**REQUIRED TASK:** Gather every line below where "обогащенный" appears.
++++++++
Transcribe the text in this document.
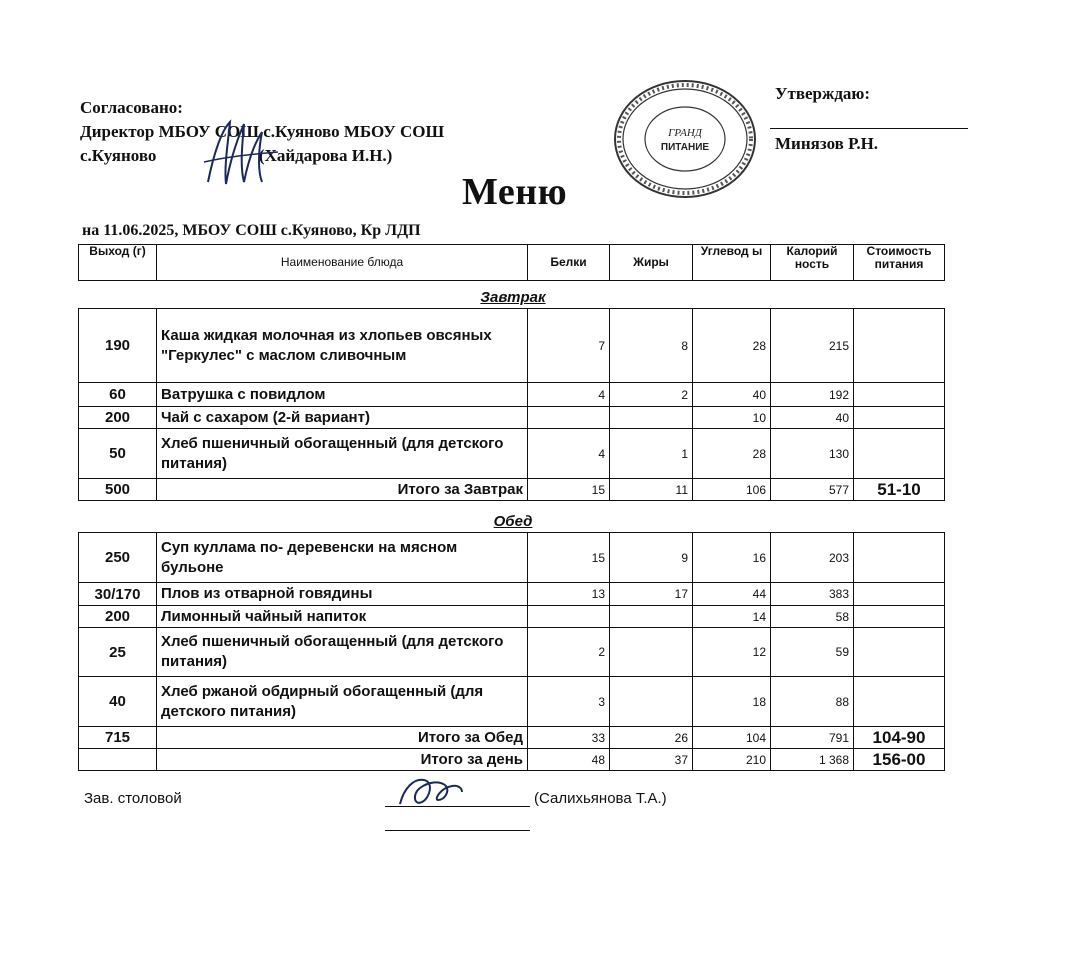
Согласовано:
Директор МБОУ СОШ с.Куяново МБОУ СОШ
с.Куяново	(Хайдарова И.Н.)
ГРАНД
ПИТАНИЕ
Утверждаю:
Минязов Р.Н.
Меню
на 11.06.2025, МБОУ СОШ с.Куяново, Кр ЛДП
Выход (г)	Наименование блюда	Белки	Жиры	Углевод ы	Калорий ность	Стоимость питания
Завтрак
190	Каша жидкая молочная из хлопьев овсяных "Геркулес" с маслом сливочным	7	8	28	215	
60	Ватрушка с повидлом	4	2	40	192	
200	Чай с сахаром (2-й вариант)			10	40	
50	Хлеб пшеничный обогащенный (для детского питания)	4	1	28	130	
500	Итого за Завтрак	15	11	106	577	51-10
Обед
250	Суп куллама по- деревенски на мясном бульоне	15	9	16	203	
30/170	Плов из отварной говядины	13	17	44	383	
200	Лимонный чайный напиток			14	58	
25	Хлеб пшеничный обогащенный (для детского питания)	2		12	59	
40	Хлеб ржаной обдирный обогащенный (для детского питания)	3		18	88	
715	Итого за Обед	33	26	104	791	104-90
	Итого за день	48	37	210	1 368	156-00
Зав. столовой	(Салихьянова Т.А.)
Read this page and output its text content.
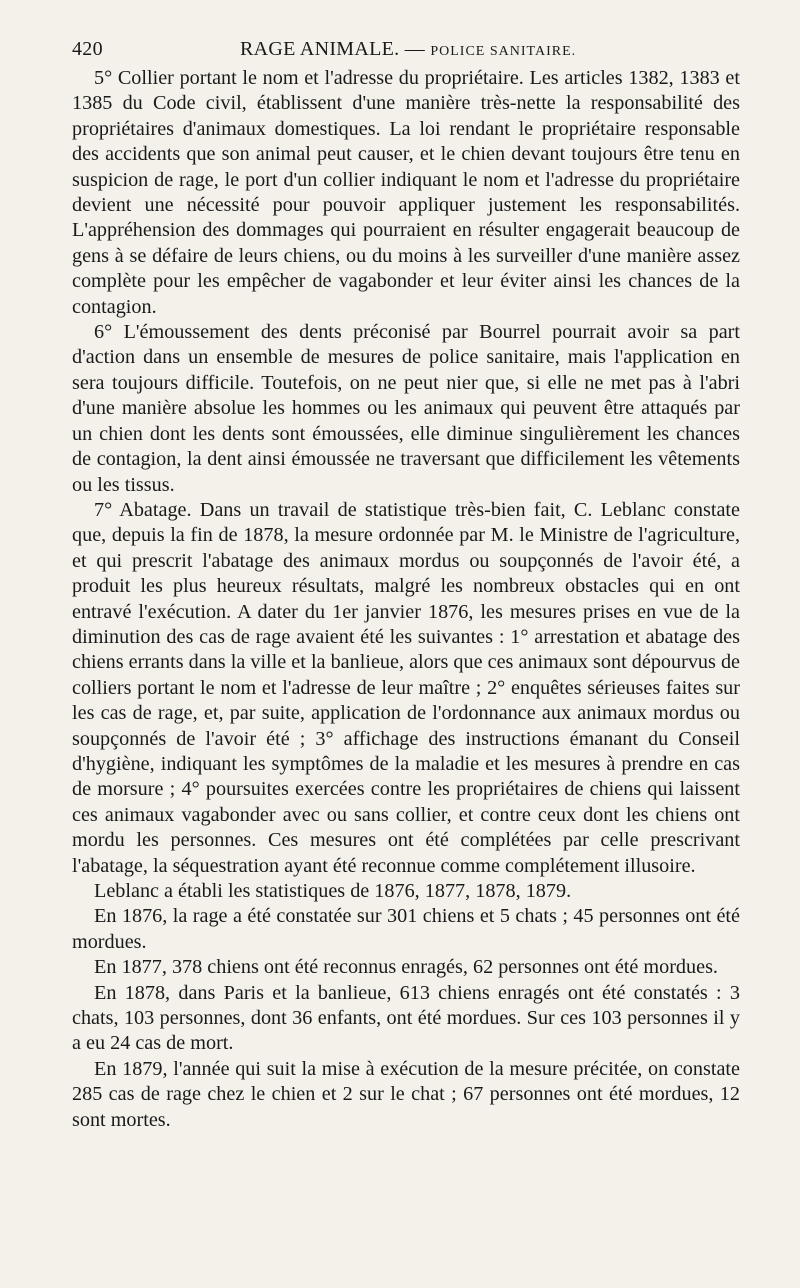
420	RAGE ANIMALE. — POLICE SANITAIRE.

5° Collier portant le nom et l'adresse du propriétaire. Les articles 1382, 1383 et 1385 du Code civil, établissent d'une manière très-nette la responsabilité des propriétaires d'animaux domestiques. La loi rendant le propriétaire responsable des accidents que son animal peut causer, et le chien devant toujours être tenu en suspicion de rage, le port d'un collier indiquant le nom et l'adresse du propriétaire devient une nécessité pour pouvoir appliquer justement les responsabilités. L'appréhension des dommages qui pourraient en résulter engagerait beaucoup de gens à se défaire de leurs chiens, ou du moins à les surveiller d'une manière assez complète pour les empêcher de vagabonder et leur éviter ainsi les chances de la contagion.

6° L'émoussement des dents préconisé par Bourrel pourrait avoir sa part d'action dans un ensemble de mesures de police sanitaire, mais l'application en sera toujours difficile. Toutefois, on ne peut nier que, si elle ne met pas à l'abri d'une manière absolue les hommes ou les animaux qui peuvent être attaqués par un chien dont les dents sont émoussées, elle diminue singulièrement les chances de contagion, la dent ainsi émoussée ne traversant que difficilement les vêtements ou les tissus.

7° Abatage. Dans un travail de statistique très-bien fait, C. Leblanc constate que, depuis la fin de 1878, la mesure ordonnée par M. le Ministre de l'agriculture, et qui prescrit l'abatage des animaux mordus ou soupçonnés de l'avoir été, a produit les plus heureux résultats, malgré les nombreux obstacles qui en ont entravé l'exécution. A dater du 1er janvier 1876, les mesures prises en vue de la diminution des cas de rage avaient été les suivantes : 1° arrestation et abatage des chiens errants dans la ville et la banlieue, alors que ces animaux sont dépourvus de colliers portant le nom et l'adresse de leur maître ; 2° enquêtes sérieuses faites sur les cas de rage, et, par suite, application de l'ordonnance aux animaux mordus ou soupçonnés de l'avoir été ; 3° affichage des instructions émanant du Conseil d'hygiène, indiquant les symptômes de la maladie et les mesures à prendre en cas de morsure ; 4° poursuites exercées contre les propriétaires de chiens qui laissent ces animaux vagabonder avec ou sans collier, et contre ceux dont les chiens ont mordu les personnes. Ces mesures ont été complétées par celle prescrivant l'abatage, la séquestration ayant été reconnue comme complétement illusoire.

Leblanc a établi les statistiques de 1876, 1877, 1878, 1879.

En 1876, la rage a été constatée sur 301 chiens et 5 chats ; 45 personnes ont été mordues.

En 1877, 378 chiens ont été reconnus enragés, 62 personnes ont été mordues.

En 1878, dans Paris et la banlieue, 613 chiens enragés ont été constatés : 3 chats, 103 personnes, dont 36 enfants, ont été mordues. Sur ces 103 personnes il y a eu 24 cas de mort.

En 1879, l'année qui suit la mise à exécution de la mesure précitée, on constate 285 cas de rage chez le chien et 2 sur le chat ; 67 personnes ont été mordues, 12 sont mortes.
++++++++
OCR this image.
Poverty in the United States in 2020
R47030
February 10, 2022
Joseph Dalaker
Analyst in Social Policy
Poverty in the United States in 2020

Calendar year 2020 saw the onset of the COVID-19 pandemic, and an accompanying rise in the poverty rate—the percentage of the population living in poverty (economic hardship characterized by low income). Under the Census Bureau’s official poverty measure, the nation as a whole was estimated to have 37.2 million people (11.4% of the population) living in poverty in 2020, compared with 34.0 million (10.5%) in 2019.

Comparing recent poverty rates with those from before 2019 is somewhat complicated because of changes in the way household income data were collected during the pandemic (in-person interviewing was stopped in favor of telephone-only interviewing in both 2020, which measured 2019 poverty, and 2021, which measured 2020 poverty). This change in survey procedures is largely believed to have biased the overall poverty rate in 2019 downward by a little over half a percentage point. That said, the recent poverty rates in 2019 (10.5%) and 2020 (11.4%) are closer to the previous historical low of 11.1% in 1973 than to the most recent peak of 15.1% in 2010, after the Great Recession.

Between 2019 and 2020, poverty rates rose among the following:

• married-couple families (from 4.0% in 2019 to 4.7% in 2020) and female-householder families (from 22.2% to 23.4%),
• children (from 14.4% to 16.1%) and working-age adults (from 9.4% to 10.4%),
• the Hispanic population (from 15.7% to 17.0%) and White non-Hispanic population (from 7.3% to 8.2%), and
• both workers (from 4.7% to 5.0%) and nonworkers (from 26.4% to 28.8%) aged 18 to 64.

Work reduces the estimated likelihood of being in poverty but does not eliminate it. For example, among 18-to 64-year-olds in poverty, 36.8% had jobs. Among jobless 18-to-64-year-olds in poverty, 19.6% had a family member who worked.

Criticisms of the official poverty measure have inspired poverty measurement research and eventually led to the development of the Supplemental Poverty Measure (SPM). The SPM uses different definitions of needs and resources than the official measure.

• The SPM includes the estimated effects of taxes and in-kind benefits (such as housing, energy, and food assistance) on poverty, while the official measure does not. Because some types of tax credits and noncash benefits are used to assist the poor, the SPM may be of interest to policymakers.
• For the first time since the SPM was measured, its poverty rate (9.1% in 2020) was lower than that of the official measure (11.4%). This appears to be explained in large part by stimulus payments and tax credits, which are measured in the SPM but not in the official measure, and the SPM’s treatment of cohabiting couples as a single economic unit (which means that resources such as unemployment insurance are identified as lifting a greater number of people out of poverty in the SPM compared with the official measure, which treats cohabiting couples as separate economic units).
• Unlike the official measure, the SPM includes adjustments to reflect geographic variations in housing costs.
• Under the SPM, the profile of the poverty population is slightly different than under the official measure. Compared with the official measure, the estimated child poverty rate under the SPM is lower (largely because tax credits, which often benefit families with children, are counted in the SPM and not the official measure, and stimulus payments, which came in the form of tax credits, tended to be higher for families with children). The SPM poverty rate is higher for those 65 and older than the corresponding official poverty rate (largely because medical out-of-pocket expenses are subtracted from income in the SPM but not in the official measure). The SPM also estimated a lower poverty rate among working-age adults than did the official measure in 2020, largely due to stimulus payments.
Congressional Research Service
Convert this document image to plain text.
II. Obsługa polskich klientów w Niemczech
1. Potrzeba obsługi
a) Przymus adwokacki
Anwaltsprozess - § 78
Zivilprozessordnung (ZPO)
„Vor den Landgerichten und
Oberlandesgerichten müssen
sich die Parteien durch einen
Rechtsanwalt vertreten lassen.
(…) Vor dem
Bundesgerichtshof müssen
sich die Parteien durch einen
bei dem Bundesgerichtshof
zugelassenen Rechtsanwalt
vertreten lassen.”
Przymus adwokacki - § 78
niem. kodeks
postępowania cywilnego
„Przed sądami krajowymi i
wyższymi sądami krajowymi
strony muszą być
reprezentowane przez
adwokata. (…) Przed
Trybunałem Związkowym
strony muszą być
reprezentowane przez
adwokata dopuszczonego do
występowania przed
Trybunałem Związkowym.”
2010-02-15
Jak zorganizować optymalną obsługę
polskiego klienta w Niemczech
++++++++
**FINAL ANSWER:**
50	Хлеб пшеничный обогащенный (для детского питания)	4	1	28	130	
25	Хлеб пшеничный обогащенный (для детского питания)	2		12	59	
40	Хлеб ржаной обдирный обогащенный (для детского питания)	3		18	88	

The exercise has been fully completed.